• Excerpted passage:
Music and cooking - Ceviche Recipe - Music Production

Hey everyone! I had a blast intertwining my passions for music and cooking in this post, and I'm so pumped to finally share it with you. I'd absolutely love to hear your thoughts and any cool parallels you've discovered in your own life's pursuits. Let's dive in!

I often find parallels between creating music and other things. Like creating electronic music and making Peruvian ceviche. My approach to both is strikingly similar. It's about selecting the finest ingredients or sounds and bringing them together in perfect harmony. This of course can be applied to any type of cooking or many art forms. Let's dive into this sensory feast, shall we?

Just as I would in my studio, I begin my Ceviche journey by laying down the foundation – the fish. The freshest, high-quality fish is vital for a stellar ceviche (A Nice sea Bass is choice), just like the raw, crisp beats are for my music. I scan my local market for the best catch of the day, looking for that perfect balance of firmness and flavor. Back in the studio, I do the same, exploring various percussion samples, seeking out the one with the right pitch and timbre to lay the groundwork for my track.

Next, it's time to marinate the fish in the 'Tigre de Leche', a citrusy concoction that forms the heart of a Peruvian ceviche. I take freshly squeezed lime juice, add some Habanero, Cilantro, Garlic and a dash of salt – simplicity at its finest. The fish bathes in this marinade, soaking up the flavors, a process mirroring how my fundamental beat gradually takes on layers of basslines and harmonies, soaking in the vibes, becoming more complex and engaging.

Meanwhile, the 'Tigre de Leche' marinade gets a life of its own, as the citrus cooks the fish, turning it opaque, infusing it with tangy freshness. In the studio, my beat starts evolving too, as I add melodic elements, synth loops, or ambient noises, each contributing to the mood of the track, shaping its identity.

As the fish marinates, I chop up some onions, cilantro, adding texture and complexity to the ceviche. These ingredients, much like my sound effects and plugins, enrich the composition, providing contrast and balance. Each sound effect or plugin I choose is a carefully considered decision, akin to handpicking the crispest onion.

• Recorded information:
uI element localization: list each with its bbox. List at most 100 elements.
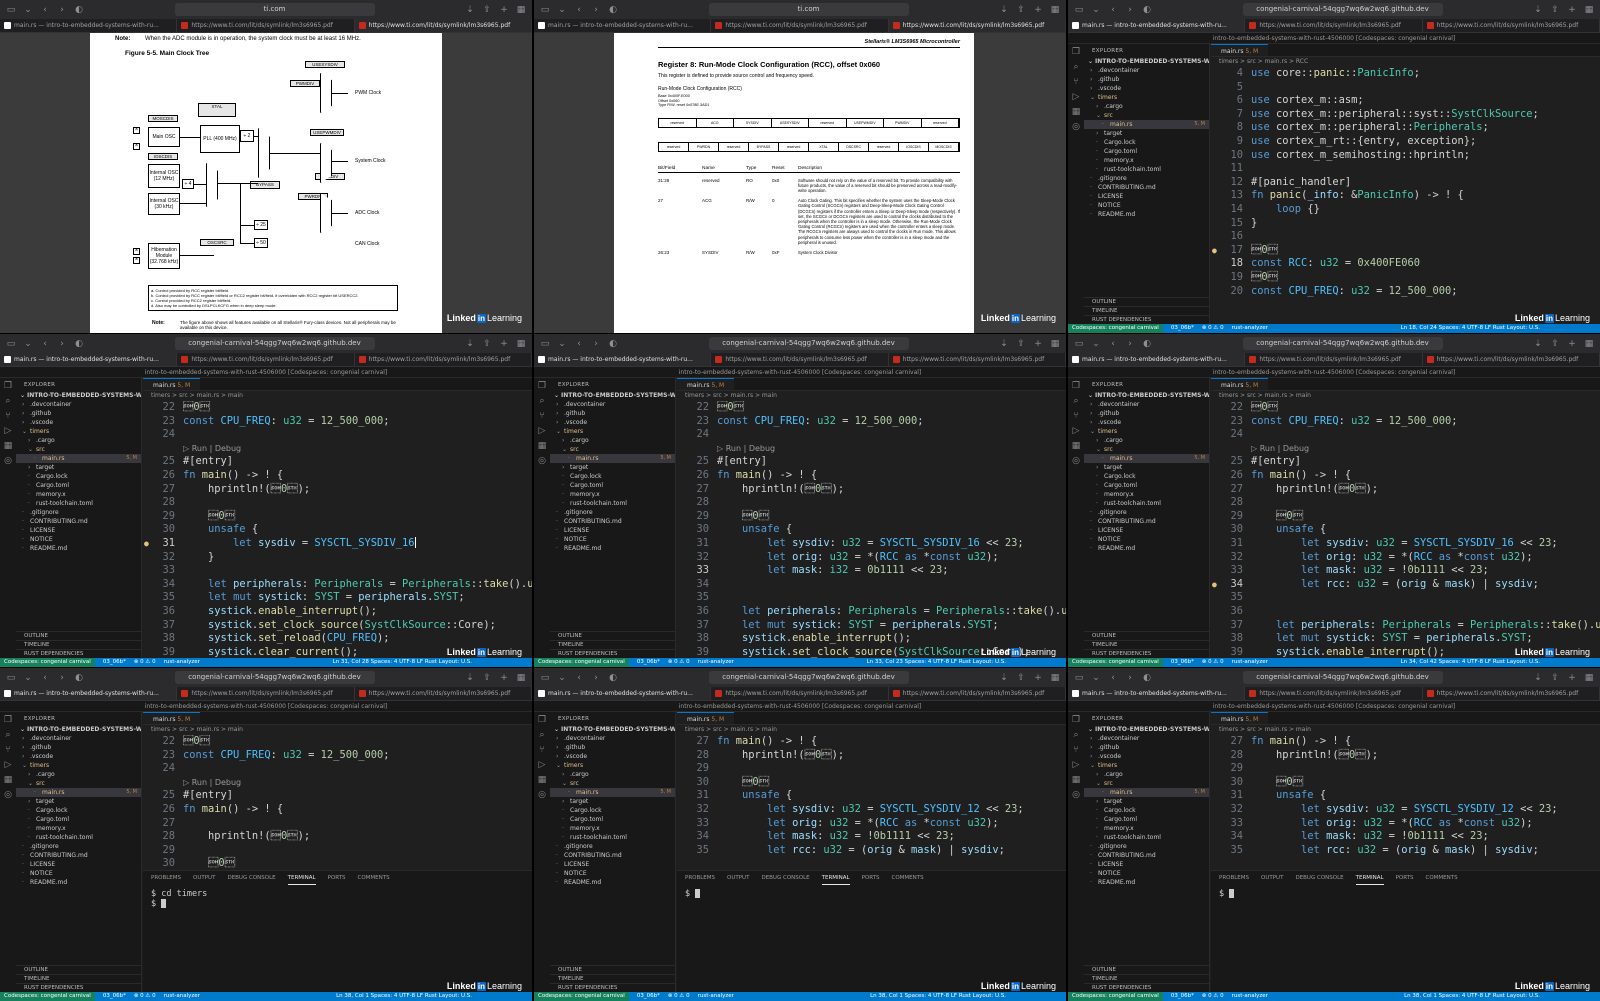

• Exercise directions: Transcribe the post on music and ceviche from "Meanwhile, the 'Tigre" up to and including "shaping its identity.". The lines stand apart from the post on music and ceviche.

• Reply:
Meanwhile, the 'Tigre de Leche' marinade gets a life of its own, as the citrus cooks the fish, turning it opaque, infusing it with tangy freshness. In the studio, my beat starts evolving too, as I add melodic elements, synth loops, or ambient noises, each contributing to the mood of the track, shaping its identity.